** WORK TO BE COMPLETED **
Write out each record again exactly as it stands.

###

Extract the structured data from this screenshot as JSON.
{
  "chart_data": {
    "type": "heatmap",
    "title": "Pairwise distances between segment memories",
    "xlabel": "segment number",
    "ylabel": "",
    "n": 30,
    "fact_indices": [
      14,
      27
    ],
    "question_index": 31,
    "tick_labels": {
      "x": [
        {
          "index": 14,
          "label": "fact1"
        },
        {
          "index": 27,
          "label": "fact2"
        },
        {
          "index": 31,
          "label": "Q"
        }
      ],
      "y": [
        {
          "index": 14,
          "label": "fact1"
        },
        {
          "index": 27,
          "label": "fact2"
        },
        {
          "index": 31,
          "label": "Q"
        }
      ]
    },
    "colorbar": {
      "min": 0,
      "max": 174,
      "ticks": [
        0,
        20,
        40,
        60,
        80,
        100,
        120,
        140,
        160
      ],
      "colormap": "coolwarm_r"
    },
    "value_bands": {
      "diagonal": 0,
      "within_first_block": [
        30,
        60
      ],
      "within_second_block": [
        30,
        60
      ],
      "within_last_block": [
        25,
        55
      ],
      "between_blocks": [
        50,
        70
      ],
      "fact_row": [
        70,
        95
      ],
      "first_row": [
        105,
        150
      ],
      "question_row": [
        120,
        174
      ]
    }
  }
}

###

** SOLUTION TO THE EXERCISE **
Extract the structured data from this screenshot as JSON.
{
  "chart_data": {
    "type": "heatmap",
    "title": "Pairwise distances between segment memories",
    "xlabel": "segment number",
    "ylabel": "",
    "n": 30,
    "fact_indices": [
      14,
      27
    ],
    "question_index": 31,
    "tick_labels": {
      "x": [
        {
          "index": 14,
          "label": "fact1"
        },
        {
          "index": 27,
          "label": "fact2"
        },
        {
          "index": 31,
          "label": "Q"
        }
      ],
      "y": [
        {
          "index": 14,
          "label": "fact1"
        },
        {
          "index": 27,
          "label": "fact2"
        },
        {
          "index": 31,
          "label": "Q"
        }
      ]
    },
    "colorbar": {
      "min": 0,
      "max": 174,
      "ticks": [
        0,
        20,
        40,
        60,
        80,
        100,
        120,
        140,
        160
      ],
      "colormap": "coolwarm_r"
    },
    "value_bands": {
      "diagonal": 0,
      "within_first_block": [
        30,
        60
      ],
      "within_second_block": [
        30,
        60
      ],
      "within_last_block": [
        25,
        55
      ],
      "between_blocks": [
        50,
        70
      ],
      "fact_row": [
        70,
        95
      ],
      "first_row": [
        105,
        150
      ],
      "question_row": [
        120,
        174
      ]
    }
  }
}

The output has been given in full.